Collection entries
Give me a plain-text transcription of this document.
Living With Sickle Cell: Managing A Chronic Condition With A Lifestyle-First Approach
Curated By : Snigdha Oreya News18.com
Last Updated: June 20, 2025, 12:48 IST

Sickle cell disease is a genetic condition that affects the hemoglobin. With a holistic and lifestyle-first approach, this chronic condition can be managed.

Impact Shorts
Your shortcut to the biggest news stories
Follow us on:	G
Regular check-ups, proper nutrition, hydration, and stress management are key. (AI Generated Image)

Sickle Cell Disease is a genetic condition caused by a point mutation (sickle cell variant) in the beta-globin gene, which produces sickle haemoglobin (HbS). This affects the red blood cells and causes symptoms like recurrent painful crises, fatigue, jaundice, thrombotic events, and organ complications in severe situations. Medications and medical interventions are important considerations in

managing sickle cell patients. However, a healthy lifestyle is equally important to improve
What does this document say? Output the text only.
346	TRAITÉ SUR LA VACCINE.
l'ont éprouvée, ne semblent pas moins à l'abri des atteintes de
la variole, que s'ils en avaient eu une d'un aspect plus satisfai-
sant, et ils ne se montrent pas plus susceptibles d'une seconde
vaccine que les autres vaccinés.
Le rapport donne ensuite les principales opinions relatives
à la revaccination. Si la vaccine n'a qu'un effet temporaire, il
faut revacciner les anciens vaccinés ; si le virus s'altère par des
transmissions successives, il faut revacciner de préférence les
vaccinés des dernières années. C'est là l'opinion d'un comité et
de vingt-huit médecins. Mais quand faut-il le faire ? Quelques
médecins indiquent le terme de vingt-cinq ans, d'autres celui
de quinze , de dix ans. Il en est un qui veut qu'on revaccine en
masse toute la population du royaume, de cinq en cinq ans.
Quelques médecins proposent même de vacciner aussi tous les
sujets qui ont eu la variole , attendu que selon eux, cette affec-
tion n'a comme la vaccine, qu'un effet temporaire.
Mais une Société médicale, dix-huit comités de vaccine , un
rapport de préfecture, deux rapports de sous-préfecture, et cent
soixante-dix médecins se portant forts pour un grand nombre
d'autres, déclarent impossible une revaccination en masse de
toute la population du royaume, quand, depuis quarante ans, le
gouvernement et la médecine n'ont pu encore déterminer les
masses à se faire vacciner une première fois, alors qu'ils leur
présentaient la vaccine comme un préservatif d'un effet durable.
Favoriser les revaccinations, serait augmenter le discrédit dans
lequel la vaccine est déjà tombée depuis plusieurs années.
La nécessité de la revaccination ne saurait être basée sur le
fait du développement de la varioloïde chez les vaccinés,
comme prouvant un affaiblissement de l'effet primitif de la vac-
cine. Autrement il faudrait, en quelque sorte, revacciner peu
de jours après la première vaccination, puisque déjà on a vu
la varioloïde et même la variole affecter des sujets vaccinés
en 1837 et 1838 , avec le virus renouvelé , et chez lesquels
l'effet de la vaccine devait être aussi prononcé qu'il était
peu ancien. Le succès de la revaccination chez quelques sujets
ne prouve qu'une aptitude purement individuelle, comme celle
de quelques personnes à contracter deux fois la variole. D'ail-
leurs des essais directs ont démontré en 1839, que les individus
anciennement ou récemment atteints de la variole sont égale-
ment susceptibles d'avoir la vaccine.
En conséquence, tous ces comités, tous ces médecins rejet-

▶ **ACTION ITEM**: Every one of the entries must be printed exactly.

▶ **OUTPUT OF THE EXERCISE**:
Give me a plain-text transcription of this document.
Living With Sickle Cell: Managing A Chronic Condition With A Lifestyle-First Approach
Curated By : Snigdha Oreya News18.com
Last Updated: June 20, 2025, 12:48 IST

Sickle cell disease is a genetic condition that affects the hemoglobin. With a holistic and lifestyle-first approach, this chronic condition can be managed.

Impact Shorts
Your shortcut to the biggest news stories
Follow us on:	G
Regular check-ups, proper nutrition, hydration, and stress management are key. (AI Generated Image)

Sickle Cell Disease is a genetic condition caused by a point mutation (sickle cell variant) in the beta-globin gene, which produces sickle haemoglobin (HbS). This affects the red blood cells and causes symptoms like recurrent painful crises, fatigue, jaundice, thrombotic events, and organ complications in severe situations. Medications and medical interventions are important considerations in

managing sickle cell patients. However, a healthy lifestyle is equally important to improve
What does this document say? Output the text only.
346	TRAITÉ SUR LA VACCINE.
l'ont éprouvée, ne semblent pas moins à l'abri des atteintes de
la variole, que s'ils en avaient eu une d'un aspect plus satisfai-
sant, et ils ne se montrent pas plus susceptibles d'une seconde
vaccine que les autres vaccinés.
Le rapport donne ensuite les principales opinions relatives
à la revaccination. Si la vaccine n'a qu'un effet temporaire, il
faut revacciner les anciens vaccinés ; si le virus s'altère par des
transmissions successives, il faut revacciner de préférence les
vaccinés des dernières années. C'est là l'opinion d'un comité et
de vingt-huit médecins. Mais quand faut-il le faire ? Quelques
médecins indiquent le terme de vingt-cinq ans, d'autres celui
de quinze , de dix ans. Il en est un qui veut qu'on revaccine en
masse toute la population du royaume, de cinq en cinq ans.
Quelques médecins proposent même de vacciner aussi tous les
sujets qui ont eu la variole , attendu que selon eux, cette affec-
tion n'a comme la vaccine, qu'un effet temporaire.
Mais une Société médicale, dix-huit comités de vaccine , un
rapport de préfecture, deux rapports de sous-préfecture, et cent
soixante-dix médecins se portant forts pour un grand nombre
d'autres, déclarent impossible une revaccination en masse de
toute la population du royaume, quand, depuis quarante ans, le
gouvernement et la médecine n'ont pu encore déterminer les
masses à se faire vacciner une première fois, alors qu'ils leur
présentaient la vaccine comme un préservatif d'un effet durable.
Favoriser les revaccinations, serait augmenter le discrédit dans
lequel la vaccine est déjà tombée depuis plusieurs années.
La nécessité de la revaccination ne saurait être basée sur le
fait du développement de la varioloïde chez les vaccinés,
comme prouvant un affaiblissement de l'effet primitif de la vac-
cine. Autrement il faudrait, en quelque sorte, revacciner peu
de jours après la première vaccination, puisque déjà on a vu
la varioloïde et même la variole affecter des sujets vaccinés
en 1837 et 1838 , avec le virus renouvelé , et chez lesquels
l'effet de la vaccine devait être aussi prononcé qu'il était
peu ancien. Le succès de la revaccination chez quelques sujets
ne prouve qu'une aptitude purement individuelle, comme celle
de quelques personnes à contracter deux fois la variole. D'ail-
leurs des essais directs ont démontré en 1839, que les individus
anciennement ou récemment atteints de la variole sont égale-
ment susceptibles d'avoir la vaccine.
En conséquence, tous ces comités, tous ces médecins rejet-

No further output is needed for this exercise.